Figure record listings

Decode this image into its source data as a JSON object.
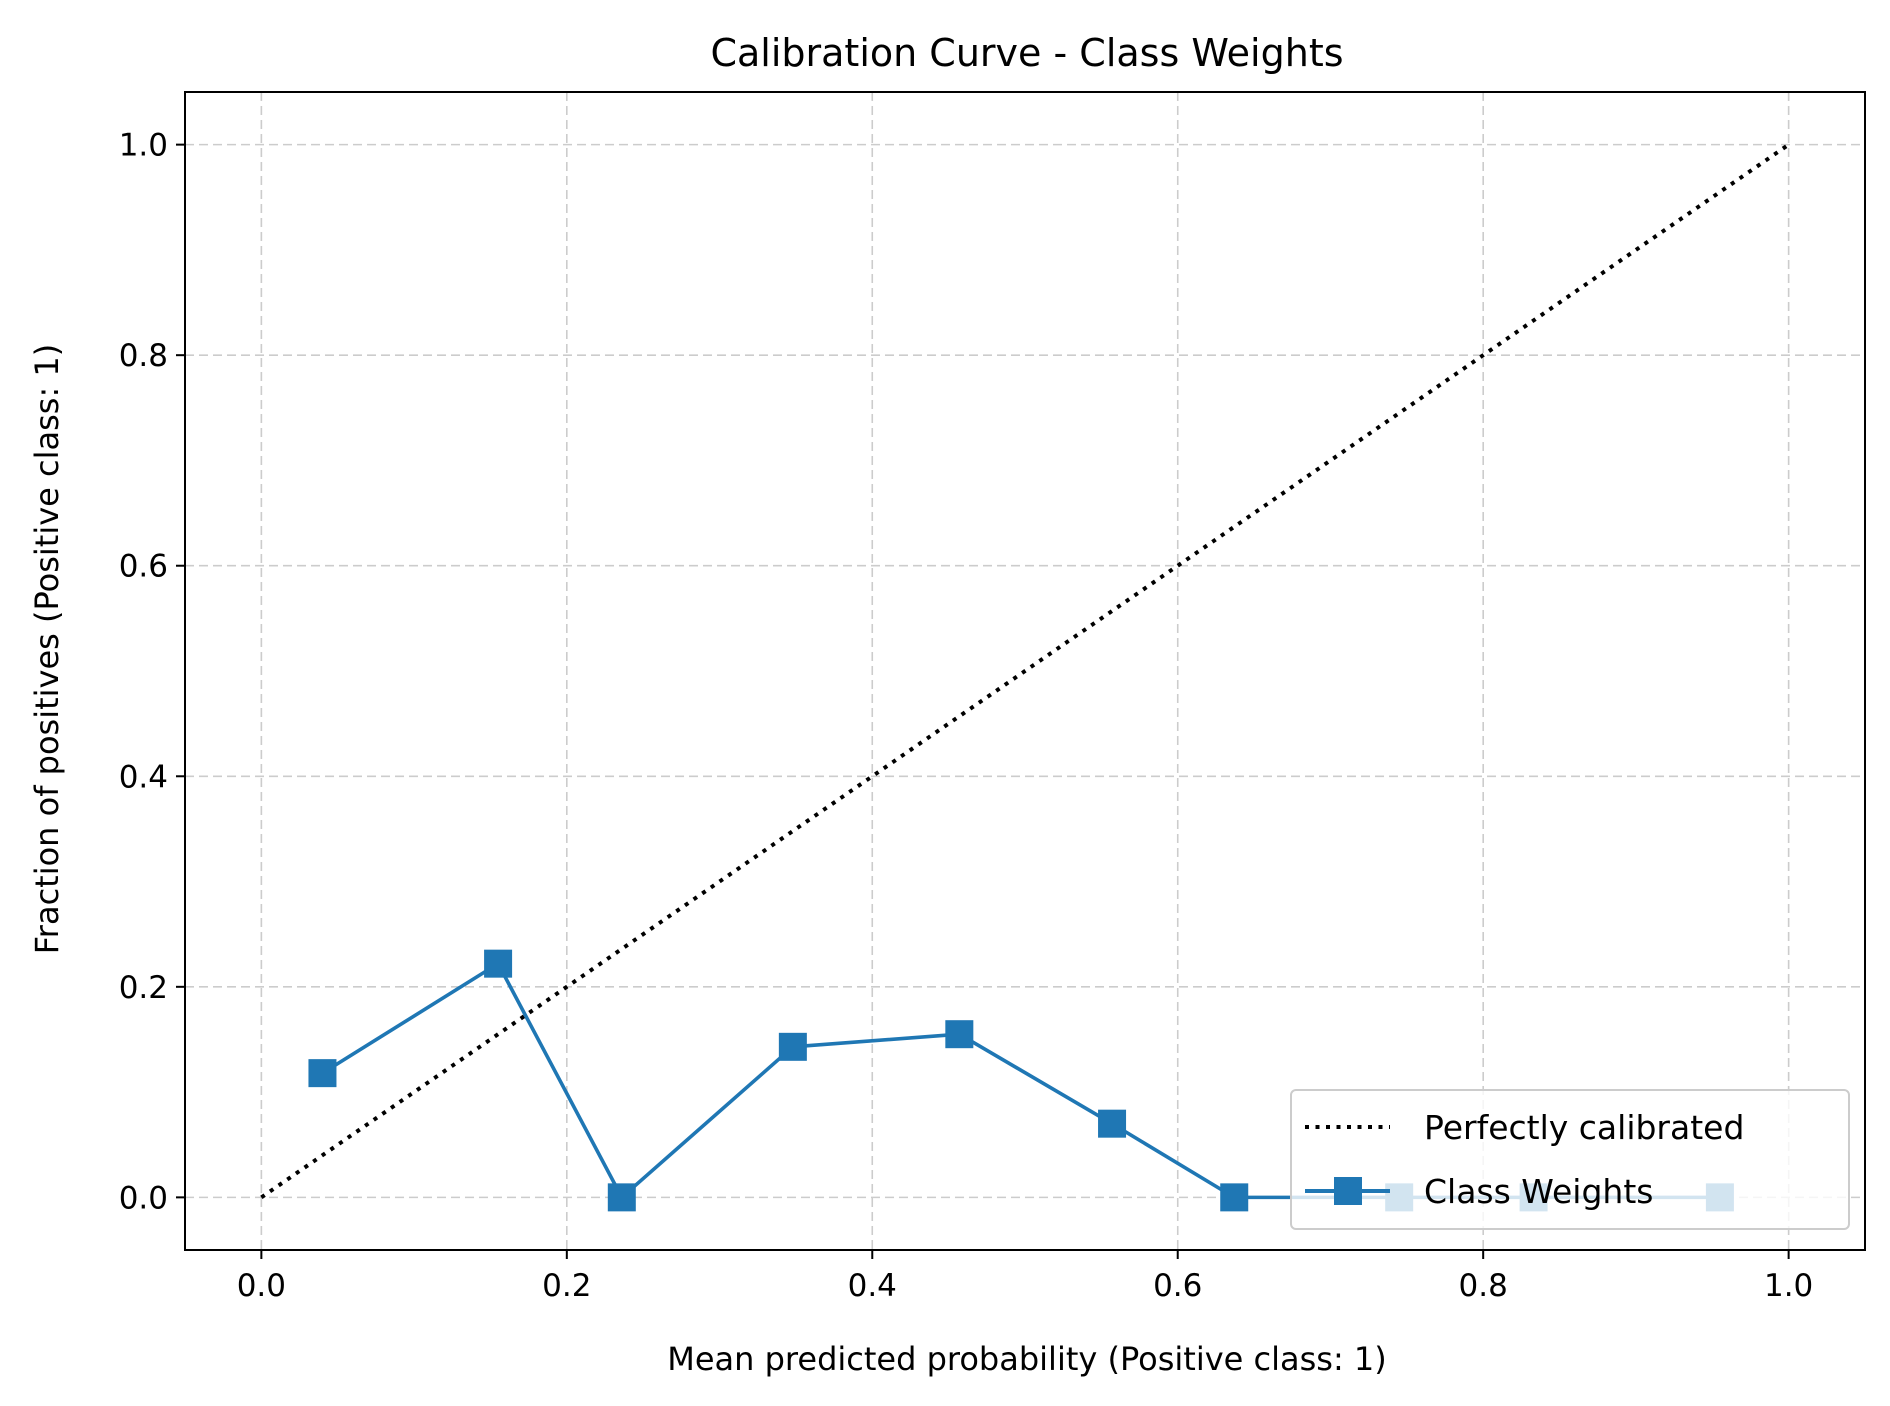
{
  "chart_data": {
    "type": "line",
    "title": "Calibration Curve - Class Weights",
    "xlabel": "Mean predicted probability (Positive class: 1)",
    "ylabel": "Fraction of positives (Positive class: 1)",
    "xlim": [
      -0.05,
      1.05
    ],
    "ylim": [
      -0.05,
      1.05
    ],
    "xticks": [
      "0.0",
      "0.2",
      "0.4",
      "0.6",
      "0.8",
      "1.0"
    ],
    "yticks": [
      "0.0",
      "0.2",
      "0.4",
      "0.6",
      "0.8",
      "1.0"
    ],
    "grid": true,
    "legend_position": "lower-right",
    "series": [
      {
        "name": "Perfectly calibrated",
        "style": "dotted",
        "color": "#000000",
        "x": [
          0.0,
          1.0
        ],
        "y": [
          0.0,
          1.0
        ]
      },
      {
        "name": "Class Weights",
        "style": "solid",
        "marker": "square",
        "color": "#1f77b4",
        "x": [
          0.04,
          0.155,
          0.236,
          0.348,
          0.457,
          0.557,
          0.637,
          0.745,
          0.833,
          0.955
        ],
        "y": [
          0.118,
          0.222,
          0.0,
          0.143,
          0.155,
          0.07,
          0.0,
          0.0,
          0.0,
          0.0
        ]
      }
    ]
  }
}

* EXERCISE PROMPT *
Leave out the pictures and retype every line above exactly.

* SOLUTION FOR THIS EXERCISE *
Decode this image into its source data as a JSON object.
{
  "chart_data": {
    "type": "line",
    "title": "Calibration Curve - Class Weights",
    "xlabel": "Mean predicted probability (Positive class: 1)",
    "ylabel": "Fraction of positives (Positive class: 1)",
    "xlim": [
      -0.05,
      1.05
    ],
    "ylim": [
      -0.05,
      1.05
    ],
    "xticks": [
      "0.0",
      "0.2",
      "0.4",
      "0.6",
      "0.8",
      "1.0"
    ],
    "yticks": [
      "0.0",
      "0.2",
      "0.4",
      "0.6",
      "0.8",
      "1.0"
    ],
    "grid": true,
    "legend_position": "lower-right",
    "series": [
      {
        "name": "Perfectly calibrated",
        "style": "dotted",
        "color": "#000000",
        "x": [
          0.0,
          1.0
        ],
        "y": [
          0.0,
          1.0
        ]
      },
      {
        "name": "Class Weights",
        "style": "solid",
        "marker": "square",
        "color": "#1f77b4",
        "x": [
          0.04,
          0.155,
          0.236,
          0.348,
          0.457,
          0.557,
          0.637,
          0.745,
          0.833,
          0.955
        ],
        "y": [
          0.118,
          0.222,
          0.0,
          0.143,
          0.155,
          0.07,
          0.0,
          0.0,
          0.0,
          0.0
        ]
      }
    ]
  }
}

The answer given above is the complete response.